| Problem |
Return each line of the data below verbatim; pictures are to be left out.

| Material to process |
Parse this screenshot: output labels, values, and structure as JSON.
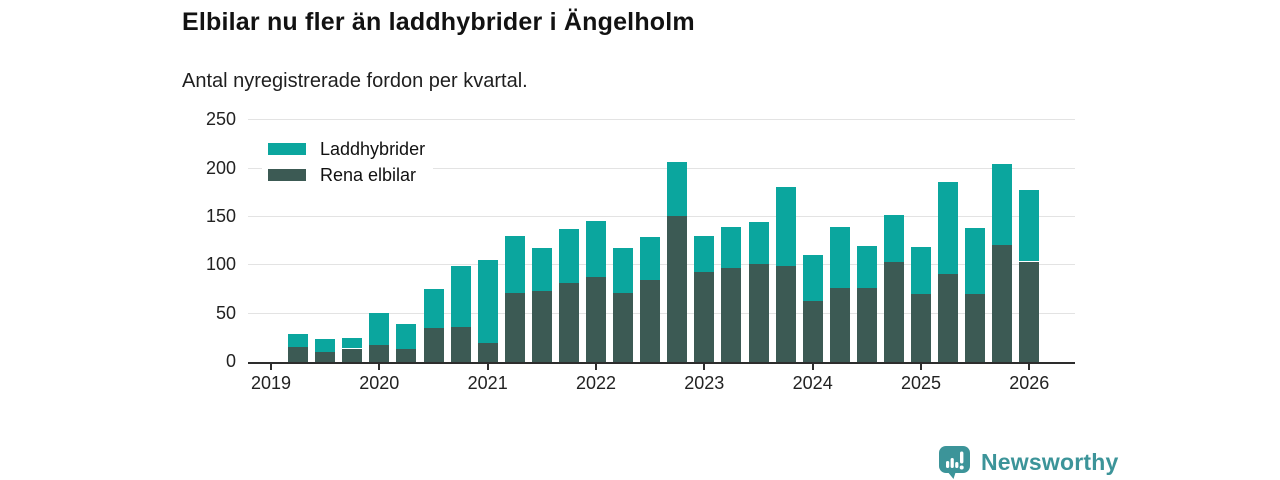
{
  "header": {
    "title": "Elbilar nu fler än laddhybrider i Ängelholm",
    "subtitle": "Antal nyregistrerade fordon per kvartal."
  },
  "legend": [
    {
      "label": "Laddhybrider",
      "color": "#0ba69e"
    },
    {
      "label": "Rena elbilar",
      "color": "#3c5a54"
    }
  ],
  "chart_data": {
    "type": "bar",
    "stacked": true,
    "title": "Elbilar nu fler än laddhybrider i Ängelholm",
    "subtitle": "Antal nyregistrerade fordon per kvartal.",
    "xlabel": "",
    "ylabel": "",
    "ylim": [
      0,
      250
    ],
    "yticks": [
      0,
      50,
      100,
      150,
      200,
      250
    ],
    "grid": "horizontal",
    "legend_position": "top-left-inside",
    "x_tick_labels": [
      "2019",
      "2020",
      "2021",
      "2022",
      "2023",
      "2024",
      "2025",
      "2026"
    ],
    "categories": [
      "2019-Q2",
      "2019-Q3",
      "2019-Q4",
      "2020-Q1",
      "2020-Q2",
      "2020-Q3",
      "2020-Q4",
      "2021-Q1",
      "2021-Q2",
      "2021-Q3",
      "2021-Q4",
      "2022-Q1",
      "2022-Q2",
      "2022-Q3",
      "2022-Q4",
      "2023-Q1",
      "2023-Q2",
      "2023-Q3",
      "2023-Q4",
      "2024-Q1",
      "2024-Q2",
      "2024-Q3",
      "2024-Q4",
      "2025-Q1",
      "2025-Q2",
      "2025-Q3",
      "2025-Q4",
      "2026-Q1"
    ],
    "series": [
      {
        "name": "Rena elbilar",
        "color": "#3c5a54",
        "stack_order": "bottom",
        "values": [
          16,
          10,
          14,
          18,
          13,
          35,
          36,
          20,
          71,
          73,
          82,
          88,
          71,
          85,
          151,
          93,
          97,
          101,
          99,
          63,
          77,
          77,
          103,
          70,
          91,
          70,
          121,
          104
        ]
      },
      {
        "name": "Laddhybrider",
        "color": "#0ba69e",
        "stack_order": "top",
        "values": [
          13,
          14,
          11,
          33,
          26,
          41,
          63,
          86,
          59,
          45,
          56,
          58,
          47,
          44,
          56,
          37,
          43,
          44,
          82,
          48,
          63,
          43,
          49,
          49,
          95,
          69,
          84,
          74
        ]
      }
    ]
  },
  "footer": {
    "brand": "Newsworthy",
    "brand_color": "#3c9499",
    "icon": "newsworthy-barchart-bubble-icon"
  }
}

| Answer to the exercise |
Parse this screenshot: output labels, values, and structure as JSON.
{
  "header": {
    "title": "Elbilar nu fler än laddhybrider i Ängelholm",
    "subtitle": "Antal nyregistrerade fordon per kvartal."
  },
  "legend": [
    {
      "label": "Laddhybrider",
      "color": "#0ba69e"
    },
    {
      "label": "Rena elbilar",
      "color": "#3c5a54"
    }
  ],
  "chart_data": {
    "type": "bar",
    "stacked": true,
    "title": "Elbilar nu fler än laddhybrider i Ängelholm",
    "subtitle": "Antal nyregistrerade fordon per kvartal.",
    "xlabel": "",
    "ylabel": "",
    "ylim": [
      0,
      250
    ],
    "yticks": [
      0,
      50,
      100,
      150,
      200,
      250
    ],
    "grid": "horizontal",
    "legend_position": "top-left-inside",
    "x_tick_labels": [
      "2019",
      "2020",
      "2021",
      "2022",
      "2023",
      "2024",
      "2025",
      "2026"
    ],
    "categories": [
      "2019-Q2",
      "2019-Q3",
      "2019-Q4",
      "2020-Q1",
      "2020-Q2",
      "2020-Q3",
      "2020-Q4",
      "2021-Q1",
      "2021-Q2",
      "2021-Q3",
      "2021-Q4",
      "2022-Q1",
      "2022-Q2",
      "2022-Q3",
      "2022-Q4",
      "2023-Q1",
      "2023-Q2",
      "2023-Q3",
      "2023-Q4",
      "2024-Q1",
      "2024-Q2",
      "2024-Q3",
      "2024-Q4",
      "2025-Q1",
      "2025-Q2",
      "2025-Q3",
      "2025-Q4",
      "2026-Q1"
    ],
    "series": [
      {
        "name": "Rena elbilar",
        "color": "#3c5a54",
        "stack_order": "bottom",
        "values": [
          16,
          10,
          14,
          18,
          13,
          35,
          36,
          20,
          71,
          73,
          82,
          88,
          71,
          85,
          151,
          93,
          97,
          101,
          99,
          63,
          77,
          77,
          103,
          70,
          91,
          70,
          121,
          104
        ]
      },
      {
        "name": "Laddhybrider",
        "color": "#0ba69e",
        "stack_order": "top",
        "values": [
          13,
          14,
          11,
          33,
          26,
          41,
          63,
          86,
          59,
          45,
          56,
          58,
          47,
          44,
          56,
          37,
          43,
          44,
          82,
          48,
          63,
          43,
          49,
          49,
          95,
          69,
          84,
          74
        ]
      }
    ]
  },
  "footer": {
    "brand": "Newsworthy",
    "brand_color": "#3c9499",
    "icon": "newsworthy-barchart-bubble-icon"
  }
}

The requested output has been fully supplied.